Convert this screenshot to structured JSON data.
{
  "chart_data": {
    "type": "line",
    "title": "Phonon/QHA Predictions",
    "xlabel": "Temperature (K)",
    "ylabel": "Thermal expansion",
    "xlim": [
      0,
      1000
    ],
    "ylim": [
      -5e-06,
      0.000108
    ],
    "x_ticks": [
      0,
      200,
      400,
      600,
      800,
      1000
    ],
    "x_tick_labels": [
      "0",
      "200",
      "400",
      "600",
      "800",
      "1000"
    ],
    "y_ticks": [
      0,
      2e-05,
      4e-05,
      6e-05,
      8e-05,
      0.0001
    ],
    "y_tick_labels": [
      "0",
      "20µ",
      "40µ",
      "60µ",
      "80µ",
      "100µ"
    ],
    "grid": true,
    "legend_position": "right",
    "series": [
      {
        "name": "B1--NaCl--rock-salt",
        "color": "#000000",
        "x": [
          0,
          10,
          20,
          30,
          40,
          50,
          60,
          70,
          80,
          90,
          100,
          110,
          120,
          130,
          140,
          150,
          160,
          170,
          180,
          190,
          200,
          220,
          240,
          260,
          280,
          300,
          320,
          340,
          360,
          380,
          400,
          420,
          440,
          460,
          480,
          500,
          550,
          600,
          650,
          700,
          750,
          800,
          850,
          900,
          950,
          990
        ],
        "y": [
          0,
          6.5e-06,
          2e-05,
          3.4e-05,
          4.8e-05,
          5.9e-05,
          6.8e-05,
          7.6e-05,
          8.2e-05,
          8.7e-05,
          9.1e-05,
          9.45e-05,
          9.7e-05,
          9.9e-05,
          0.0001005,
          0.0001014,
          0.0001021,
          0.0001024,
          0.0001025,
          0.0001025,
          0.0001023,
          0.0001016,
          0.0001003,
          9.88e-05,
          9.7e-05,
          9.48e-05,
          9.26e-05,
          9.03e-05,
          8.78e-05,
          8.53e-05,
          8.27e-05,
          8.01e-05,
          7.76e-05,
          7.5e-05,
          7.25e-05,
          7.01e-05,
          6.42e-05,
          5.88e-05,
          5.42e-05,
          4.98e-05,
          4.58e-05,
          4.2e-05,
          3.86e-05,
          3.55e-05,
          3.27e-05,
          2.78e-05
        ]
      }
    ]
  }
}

### [DO THIS]
Using the data above, print every record exactly as shown.

### [ANSWER TO THIS PROBLEM]
Convert this screenshot to structured JSON data.
{
  "chart_data": {
    "type": "line",
    "title": "Phonon/QHA Predictions",
    "xlabel": "Temperature (K)",
    "ylabel": "Thermal expansion",
    "xlim": [
      0,
      1000
    ],
    "ylim": [
      -5e-06,
      0.000108
    ],
    "x_ticks": [
      0,
      200,
      400,
      600,
      800,
      1000
    ],
    "x_tick_labels": [
      "0",
      "200",
      "400",
      "600",
      "800",
      "1000"
    ],
    "y_ticks": [
      0,
      2e-05,
      4e-05,
      6e-05,
      8e-05,
      0.0001
    ],
    "y_tick_labels": [
      "0",
      "20µ",
      "40µ",
      "60µ",
      "80µ",
      "100µ"
    ],
    "grid": true,
    "legend_position": "right",
    "series": [
      {
        "name": "B1--NaCl--rock-salt",
        "color": "#000000",
        "x": [
          0,
          10,
          20,
          30,
          40,
          50,
          60,
          70,
          80,
          90,
          100,
          110,
          120,
          130,
          140,
          150,
          160,
          170,
          180,
          190,
          200,
          220,
          240,
          260,
          280,
          300,
          320,
          340,
          360,
          380,
          400,
          420,
          440,
          460,
          480,
          500,
          550,
          600,
          650,
          700,
          750,
          800,
          850,
          900,
          950,
          990
        ],
        "y": [
          0,
          6.5e-06,
          2e-05,
          3.4e-05,
          4.8e-05,
          5.9e-05,
          6.8e-05,
          7.6e-05,
          8.2e-05,
          8.7e-05,
          9.1e-05,
          9.45e-05,
          9.7e-05,
          9.9e-05,
          0.0001005,
          0.0001014,
          0.0001021,
          0.0001024,
          0.0001025,
          0.0001025,
          0.0001023,
          0.0001016,
          0.0001003,
          9.88e-05,
          9.7e-05,
          9.48e-05,
          9.26e-05,
          9.03e-05,
          8.78e-05,
          8.53e-05,
          8.27e-05,
          8.01e-05,
          7.76e-05,
          7.5e-05,
          7.25e-05,
          7.01e-05,
          6.42e-05,
          5.88e-05,
          5.42e-05,
          4.98e-05,
          4.58e-05,
          4.2e-05,
          3.86e-05,
          3.55e-05,
          3.27e-05,
          2.78e-05
        ]
      }
    ]
  }
}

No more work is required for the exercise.